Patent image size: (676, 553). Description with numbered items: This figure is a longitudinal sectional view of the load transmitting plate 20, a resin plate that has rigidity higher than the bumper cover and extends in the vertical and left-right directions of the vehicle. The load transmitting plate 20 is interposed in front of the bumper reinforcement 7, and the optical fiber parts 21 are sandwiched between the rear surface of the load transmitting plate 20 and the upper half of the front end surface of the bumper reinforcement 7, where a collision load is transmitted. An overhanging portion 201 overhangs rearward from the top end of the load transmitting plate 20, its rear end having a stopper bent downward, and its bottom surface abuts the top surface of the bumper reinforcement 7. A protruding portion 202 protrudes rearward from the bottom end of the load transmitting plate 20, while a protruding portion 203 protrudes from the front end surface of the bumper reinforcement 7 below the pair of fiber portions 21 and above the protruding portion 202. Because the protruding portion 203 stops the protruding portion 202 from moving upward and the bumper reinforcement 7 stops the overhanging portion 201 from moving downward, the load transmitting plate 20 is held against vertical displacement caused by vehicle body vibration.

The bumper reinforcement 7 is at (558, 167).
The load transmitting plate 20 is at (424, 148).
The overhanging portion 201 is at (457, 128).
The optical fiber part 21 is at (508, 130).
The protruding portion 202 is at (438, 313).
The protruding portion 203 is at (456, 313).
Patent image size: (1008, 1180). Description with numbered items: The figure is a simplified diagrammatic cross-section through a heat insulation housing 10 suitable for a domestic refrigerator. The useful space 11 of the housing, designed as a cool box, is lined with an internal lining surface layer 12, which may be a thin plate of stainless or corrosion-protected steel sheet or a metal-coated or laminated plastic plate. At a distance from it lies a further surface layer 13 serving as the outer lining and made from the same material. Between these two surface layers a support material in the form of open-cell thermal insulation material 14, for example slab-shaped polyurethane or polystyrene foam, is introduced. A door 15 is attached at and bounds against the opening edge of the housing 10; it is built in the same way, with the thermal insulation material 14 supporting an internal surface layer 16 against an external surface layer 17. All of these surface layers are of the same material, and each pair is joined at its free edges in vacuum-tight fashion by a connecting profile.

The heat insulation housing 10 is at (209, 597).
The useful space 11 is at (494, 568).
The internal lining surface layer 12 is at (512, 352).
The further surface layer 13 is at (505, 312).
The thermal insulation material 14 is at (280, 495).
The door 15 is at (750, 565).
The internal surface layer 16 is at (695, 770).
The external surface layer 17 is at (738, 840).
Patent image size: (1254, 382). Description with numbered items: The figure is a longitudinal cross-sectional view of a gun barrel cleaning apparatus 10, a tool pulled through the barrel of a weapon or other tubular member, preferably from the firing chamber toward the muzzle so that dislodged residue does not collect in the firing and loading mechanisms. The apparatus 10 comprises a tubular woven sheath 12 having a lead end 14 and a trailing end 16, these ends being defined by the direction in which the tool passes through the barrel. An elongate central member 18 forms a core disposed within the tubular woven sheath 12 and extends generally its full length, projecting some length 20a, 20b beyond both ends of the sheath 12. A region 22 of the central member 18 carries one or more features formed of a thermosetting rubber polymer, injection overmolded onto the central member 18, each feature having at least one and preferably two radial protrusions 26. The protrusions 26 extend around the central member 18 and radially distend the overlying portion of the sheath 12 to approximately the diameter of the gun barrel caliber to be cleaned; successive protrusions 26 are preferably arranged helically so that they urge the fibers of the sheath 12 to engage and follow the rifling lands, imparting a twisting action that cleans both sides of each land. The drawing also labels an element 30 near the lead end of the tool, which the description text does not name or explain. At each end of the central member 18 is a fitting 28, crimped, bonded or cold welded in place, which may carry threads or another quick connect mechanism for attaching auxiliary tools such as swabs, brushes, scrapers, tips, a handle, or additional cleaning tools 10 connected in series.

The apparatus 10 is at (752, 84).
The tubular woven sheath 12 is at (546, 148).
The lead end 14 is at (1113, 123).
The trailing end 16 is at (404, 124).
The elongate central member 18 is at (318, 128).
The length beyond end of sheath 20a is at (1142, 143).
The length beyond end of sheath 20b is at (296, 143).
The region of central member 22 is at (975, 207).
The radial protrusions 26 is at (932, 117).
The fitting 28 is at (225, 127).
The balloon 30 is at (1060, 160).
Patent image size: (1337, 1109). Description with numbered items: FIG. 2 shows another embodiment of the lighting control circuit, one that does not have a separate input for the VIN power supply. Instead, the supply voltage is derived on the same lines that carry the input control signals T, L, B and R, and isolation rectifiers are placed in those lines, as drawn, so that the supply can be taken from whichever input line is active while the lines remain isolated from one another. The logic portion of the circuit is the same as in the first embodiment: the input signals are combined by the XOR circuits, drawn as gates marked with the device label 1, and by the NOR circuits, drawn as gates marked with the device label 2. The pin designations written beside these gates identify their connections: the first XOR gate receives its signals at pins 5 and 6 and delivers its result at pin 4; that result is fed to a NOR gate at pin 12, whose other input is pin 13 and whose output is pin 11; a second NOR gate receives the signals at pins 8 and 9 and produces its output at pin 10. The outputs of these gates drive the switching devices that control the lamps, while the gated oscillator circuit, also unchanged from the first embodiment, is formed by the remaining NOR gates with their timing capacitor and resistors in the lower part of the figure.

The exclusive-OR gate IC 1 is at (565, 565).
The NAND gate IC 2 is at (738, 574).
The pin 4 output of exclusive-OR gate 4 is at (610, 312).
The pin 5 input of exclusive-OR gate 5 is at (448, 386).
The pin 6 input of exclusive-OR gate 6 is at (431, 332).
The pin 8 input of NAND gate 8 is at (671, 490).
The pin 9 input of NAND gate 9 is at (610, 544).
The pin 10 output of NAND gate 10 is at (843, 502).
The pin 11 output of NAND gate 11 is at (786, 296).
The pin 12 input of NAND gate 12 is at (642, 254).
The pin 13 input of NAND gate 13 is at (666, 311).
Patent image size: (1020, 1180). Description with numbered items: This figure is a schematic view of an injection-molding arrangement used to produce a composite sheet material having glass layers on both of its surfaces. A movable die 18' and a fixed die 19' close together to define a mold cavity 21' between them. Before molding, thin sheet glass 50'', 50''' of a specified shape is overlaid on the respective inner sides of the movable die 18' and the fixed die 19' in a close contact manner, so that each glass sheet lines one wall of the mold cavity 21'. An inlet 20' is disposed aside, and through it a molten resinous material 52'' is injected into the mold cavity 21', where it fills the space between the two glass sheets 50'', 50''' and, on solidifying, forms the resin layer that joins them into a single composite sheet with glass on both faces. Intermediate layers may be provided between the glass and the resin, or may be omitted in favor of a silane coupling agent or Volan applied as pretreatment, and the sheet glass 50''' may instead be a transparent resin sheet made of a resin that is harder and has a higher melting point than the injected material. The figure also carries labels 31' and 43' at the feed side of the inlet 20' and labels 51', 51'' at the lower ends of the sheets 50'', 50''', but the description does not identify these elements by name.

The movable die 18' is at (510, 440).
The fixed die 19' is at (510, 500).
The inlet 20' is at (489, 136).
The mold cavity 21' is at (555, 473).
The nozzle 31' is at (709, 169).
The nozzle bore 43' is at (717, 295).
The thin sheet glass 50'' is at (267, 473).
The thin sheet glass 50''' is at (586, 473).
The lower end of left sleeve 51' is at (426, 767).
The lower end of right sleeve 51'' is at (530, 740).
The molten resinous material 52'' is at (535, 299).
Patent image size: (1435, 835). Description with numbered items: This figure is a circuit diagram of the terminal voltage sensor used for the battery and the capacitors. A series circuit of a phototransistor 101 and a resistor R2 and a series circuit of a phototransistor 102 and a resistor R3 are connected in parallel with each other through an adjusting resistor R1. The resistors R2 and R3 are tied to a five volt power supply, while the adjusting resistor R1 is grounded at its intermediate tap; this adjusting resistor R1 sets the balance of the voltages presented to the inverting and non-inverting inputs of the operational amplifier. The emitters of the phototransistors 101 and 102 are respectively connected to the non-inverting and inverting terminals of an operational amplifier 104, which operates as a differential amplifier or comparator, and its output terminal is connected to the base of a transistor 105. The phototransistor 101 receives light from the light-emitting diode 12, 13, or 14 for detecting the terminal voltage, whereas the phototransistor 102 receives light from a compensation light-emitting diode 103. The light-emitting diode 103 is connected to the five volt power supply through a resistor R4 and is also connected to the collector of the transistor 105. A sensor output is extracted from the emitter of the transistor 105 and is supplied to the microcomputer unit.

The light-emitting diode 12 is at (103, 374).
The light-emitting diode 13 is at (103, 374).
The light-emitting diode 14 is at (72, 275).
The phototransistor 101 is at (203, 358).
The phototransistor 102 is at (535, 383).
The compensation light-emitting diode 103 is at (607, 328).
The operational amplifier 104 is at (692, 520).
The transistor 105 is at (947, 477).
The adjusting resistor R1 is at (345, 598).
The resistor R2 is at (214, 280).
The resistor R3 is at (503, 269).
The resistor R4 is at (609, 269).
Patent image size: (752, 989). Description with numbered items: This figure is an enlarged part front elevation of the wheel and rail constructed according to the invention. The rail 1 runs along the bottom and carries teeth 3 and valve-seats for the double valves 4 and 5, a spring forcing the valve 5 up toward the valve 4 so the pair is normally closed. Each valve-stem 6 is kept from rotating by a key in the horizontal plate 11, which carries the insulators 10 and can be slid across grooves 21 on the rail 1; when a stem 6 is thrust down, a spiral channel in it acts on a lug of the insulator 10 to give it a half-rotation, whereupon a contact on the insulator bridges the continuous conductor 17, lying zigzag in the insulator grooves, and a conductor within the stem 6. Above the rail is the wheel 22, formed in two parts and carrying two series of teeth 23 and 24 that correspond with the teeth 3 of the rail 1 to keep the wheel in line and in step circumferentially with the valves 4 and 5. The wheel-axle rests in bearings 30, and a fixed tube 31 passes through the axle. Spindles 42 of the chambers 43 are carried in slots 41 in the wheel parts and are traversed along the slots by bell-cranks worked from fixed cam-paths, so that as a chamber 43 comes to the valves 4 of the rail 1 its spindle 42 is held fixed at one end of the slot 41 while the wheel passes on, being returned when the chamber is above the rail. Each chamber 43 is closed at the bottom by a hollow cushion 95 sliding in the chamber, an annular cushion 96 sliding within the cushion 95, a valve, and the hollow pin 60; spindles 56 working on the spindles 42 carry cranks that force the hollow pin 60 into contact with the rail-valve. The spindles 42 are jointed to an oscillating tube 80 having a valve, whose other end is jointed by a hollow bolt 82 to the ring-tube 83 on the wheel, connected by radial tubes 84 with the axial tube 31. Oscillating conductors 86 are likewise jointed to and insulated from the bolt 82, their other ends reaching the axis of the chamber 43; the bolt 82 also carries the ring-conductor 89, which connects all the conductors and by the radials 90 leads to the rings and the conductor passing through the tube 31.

## [The exercise]
Copy out the lines of the records above exactly as they stand, starting at the line that contains "Patent image size: (1337, 1109)." and ending at the line that contains "The pin 4 output", both included.

## [Solved problem]
Patent image size: (1337, 1109). Description with numbered items: FIG. 2 shows another embodiment of the lighting control circuit, one that does not have a separate input for the VIN power supply. Instead, the supply voltage is derived on the same lines that carry the input control signals T, L, B and R, and isolation rectifiers are placed in those lines, as drawn, so that the supply can be taken from whichever input line is active while the lines remain isolated from one another. The logic portion of the circuit is the same as in the first embodiment: the input signals are combined by the XOR circuits, drawn as gates marked with the device label 1, and by the NOR circuits, drawn as gates marked with the device label 2. The pin designations written beside these gates identify their connections: the first XOR gate receives its signals at pins 5 and 6 and delivers its result at pin 4; that result is fed to a NOR gate at pin 12, whose other input is pin 13 and whose output is pin 11; a second NOR gate receives the signals at pins 8 and 9 and produces its output at pin 10. The outputs of these gates drive the switching devices that control the lamps, while the gated oscillator circuit, also unchanged from the first embodiment, is formed by the remaining NOR gates with their timing capacitor and resistors in the lower part of the figure.

The exclusive-OR gate IC 1 is at (565, 565).
The NAND gate IC 2 is at (738, 574).
The pin 4 output of exclusive-OR gate 4 is at (610, 312).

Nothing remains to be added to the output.